- [Directions for this task]: Find the string "code" in the data, then copy every line where it is found.

- [Task input]:

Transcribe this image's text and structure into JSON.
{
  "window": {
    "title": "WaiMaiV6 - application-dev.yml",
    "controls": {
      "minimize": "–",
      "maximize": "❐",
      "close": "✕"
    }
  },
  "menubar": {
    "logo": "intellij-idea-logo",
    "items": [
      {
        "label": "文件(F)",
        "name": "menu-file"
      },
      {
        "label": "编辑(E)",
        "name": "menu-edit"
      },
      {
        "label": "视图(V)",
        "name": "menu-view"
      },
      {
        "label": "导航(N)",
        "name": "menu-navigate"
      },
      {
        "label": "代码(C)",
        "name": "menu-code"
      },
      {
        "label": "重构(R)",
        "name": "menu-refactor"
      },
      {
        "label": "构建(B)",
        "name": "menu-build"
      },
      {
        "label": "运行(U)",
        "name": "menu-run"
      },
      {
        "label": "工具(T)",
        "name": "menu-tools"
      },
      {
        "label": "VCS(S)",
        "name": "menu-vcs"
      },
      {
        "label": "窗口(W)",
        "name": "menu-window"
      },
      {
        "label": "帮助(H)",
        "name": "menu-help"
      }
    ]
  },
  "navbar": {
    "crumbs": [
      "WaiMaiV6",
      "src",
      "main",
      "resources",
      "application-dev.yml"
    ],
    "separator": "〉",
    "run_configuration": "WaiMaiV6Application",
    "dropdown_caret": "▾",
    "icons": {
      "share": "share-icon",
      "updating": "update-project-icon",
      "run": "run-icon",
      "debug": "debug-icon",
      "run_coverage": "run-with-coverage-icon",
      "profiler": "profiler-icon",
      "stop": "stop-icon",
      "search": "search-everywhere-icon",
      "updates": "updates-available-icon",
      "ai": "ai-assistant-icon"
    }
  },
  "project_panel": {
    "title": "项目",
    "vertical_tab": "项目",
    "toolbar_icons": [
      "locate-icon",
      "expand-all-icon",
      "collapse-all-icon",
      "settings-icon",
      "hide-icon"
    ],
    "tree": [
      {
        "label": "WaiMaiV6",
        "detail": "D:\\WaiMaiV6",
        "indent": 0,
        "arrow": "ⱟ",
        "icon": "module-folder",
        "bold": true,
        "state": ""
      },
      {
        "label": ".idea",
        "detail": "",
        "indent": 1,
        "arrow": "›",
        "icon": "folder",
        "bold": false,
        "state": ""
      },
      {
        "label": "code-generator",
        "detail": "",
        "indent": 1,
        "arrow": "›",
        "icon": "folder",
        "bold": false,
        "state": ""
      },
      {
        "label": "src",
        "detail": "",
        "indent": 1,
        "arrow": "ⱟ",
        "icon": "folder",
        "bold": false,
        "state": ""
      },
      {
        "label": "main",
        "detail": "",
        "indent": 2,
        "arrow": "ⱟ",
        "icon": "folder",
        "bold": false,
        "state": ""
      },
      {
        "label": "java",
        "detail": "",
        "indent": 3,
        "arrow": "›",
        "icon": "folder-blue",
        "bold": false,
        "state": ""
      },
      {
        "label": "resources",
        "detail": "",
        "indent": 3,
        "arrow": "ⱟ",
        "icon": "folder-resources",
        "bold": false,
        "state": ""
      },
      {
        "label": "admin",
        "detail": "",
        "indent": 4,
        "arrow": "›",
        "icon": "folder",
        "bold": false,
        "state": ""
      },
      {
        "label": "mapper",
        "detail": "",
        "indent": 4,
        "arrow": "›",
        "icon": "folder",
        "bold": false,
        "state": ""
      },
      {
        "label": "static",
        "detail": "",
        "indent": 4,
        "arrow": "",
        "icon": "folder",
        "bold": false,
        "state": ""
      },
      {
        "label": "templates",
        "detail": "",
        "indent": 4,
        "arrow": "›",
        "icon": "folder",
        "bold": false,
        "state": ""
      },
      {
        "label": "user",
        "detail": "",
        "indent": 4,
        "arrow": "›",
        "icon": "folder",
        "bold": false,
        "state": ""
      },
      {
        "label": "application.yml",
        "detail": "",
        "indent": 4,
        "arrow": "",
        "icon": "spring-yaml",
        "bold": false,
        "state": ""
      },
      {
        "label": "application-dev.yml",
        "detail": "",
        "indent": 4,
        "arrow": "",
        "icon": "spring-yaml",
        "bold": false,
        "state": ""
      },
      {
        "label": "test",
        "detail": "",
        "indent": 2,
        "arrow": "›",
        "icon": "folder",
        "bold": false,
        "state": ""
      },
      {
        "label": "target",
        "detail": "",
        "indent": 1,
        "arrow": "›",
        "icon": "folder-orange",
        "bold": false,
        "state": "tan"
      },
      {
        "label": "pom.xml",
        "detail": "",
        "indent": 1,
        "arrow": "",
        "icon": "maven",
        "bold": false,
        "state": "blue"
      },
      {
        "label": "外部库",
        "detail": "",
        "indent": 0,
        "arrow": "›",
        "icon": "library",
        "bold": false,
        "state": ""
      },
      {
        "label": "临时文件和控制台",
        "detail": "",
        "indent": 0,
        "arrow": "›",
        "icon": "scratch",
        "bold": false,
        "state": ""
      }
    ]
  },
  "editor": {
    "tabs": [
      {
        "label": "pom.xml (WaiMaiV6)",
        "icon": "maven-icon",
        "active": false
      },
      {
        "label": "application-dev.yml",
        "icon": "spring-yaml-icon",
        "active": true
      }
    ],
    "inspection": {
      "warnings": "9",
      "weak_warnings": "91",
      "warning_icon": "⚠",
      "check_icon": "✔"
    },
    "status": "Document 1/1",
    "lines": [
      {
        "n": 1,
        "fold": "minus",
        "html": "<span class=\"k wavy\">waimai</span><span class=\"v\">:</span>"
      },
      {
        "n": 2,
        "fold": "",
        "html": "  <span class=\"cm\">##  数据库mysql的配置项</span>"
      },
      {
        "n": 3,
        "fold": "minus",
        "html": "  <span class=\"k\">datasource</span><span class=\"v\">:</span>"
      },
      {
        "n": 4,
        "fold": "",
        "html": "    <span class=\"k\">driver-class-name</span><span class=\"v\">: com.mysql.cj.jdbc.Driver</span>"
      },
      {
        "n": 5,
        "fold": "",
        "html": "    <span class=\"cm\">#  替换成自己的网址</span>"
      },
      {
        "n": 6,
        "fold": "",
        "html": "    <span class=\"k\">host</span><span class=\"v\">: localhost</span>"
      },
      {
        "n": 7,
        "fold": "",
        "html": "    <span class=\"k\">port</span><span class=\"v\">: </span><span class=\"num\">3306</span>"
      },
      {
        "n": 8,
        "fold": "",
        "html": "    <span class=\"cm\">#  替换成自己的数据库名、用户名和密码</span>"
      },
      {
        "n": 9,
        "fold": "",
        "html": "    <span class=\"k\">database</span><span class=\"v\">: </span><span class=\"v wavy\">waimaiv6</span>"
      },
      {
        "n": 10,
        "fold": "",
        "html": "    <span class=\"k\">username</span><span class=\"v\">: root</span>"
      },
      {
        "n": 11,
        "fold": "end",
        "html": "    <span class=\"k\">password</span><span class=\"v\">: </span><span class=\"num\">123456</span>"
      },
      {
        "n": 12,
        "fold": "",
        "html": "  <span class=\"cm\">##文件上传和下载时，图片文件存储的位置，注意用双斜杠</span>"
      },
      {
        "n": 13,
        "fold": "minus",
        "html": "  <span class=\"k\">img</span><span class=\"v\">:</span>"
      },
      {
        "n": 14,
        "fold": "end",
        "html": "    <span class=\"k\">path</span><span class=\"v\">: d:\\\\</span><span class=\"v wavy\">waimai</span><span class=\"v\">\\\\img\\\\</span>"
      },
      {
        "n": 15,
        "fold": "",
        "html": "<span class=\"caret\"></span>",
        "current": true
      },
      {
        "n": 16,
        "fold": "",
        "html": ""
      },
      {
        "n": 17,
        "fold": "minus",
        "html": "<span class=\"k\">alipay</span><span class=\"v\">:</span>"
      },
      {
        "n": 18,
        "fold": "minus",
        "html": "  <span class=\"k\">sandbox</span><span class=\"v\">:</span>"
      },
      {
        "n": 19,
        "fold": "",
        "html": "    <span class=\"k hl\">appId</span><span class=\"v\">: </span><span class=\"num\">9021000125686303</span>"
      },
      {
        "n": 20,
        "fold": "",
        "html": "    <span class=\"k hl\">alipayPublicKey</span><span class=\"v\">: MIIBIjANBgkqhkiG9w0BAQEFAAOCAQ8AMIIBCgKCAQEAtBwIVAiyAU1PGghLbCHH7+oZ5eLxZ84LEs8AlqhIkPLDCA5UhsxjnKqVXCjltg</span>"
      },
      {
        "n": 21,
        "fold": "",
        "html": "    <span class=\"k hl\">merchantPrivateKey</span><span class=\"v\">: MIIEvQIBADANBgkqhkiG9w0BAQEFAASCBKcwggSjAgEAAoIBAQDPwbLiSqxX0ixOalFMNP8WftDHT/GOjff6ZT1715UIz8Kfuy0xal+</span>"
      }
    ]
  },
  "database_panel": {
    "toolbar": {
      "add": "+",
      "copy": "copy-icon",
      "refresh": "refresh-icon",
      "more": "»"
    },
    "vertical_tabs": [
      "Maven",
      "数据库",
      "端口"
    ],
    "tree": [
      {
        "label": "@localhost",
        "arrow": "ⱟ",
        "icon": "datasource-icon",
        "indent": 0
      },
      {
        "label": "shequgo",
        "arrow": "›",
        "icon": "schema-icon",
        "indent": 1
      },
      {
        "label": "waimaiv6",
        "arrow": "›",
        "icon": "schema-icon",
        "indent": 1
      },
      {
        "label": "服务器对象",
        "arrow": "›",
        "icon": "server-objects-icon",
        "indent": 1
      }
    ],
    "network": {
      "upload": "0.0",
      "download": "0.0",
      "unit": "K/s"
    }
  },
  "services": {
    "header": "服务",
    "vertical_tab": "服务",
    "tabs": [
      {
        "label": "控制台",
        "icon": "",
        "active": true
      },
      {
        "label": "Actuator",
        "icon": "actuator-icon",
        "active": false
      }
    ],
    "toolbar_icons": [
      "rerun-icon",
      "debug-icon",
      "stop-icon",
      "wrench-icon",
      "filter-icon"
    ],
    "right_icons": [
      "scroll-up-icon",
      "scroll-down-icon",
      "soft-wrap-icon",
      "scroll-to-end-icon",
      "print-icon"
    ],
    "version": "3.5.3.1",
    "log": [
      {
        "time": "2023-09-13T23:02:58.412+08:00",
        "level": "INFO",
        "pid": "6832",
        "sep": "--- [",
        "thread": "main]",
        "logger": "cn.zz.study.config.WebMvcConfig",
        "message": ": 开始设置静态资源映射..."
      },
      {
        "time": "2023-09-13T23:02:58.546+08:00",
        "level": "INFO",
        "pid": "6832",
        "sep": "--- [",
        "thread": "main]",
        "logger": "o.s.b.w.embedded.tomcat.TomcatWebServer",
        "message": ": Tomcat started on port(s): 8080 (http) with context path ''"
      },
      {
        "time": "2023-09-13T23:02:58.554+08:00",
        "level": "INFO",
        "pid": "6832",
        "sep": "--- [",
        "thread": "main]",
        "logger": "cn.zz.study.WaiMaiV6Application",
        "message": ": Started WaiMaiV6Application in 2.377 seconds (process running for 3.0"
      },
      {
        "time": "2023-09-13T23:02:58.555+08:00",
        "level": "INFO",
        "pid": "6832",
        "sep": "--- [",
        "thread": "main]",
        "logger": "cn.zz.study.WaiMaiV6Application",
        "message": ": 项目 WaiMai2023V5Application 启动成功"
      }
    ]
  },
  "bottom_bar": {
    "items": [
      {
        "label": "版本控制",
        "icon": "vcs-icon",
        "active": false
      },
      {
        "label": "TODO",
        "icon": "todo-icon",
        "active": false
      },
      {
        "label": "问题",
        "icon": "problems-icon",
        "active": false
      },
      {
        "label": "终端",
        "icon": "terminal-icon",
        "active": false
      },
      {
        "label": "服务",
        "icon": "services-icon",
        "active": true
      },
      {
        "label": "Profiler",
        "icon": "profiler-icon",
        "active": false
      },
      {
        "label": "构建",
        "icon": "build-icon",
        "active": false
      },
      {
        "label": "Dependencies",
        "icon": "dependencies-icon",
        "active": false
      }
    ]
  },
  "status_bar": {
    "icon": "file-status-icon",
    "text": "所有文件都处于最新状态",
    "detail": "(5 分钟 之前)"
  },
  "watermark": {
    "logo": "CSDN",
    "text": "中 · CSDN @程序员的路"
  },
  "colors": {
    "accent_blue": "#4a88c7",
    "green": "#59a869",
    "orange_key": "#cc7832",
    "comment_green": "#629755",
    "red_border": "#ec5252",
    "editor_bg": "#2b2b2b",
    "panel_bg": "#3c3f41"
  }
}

- [Reply to the exercise]:
        "name": "menu-code"
        "label": "code-generator",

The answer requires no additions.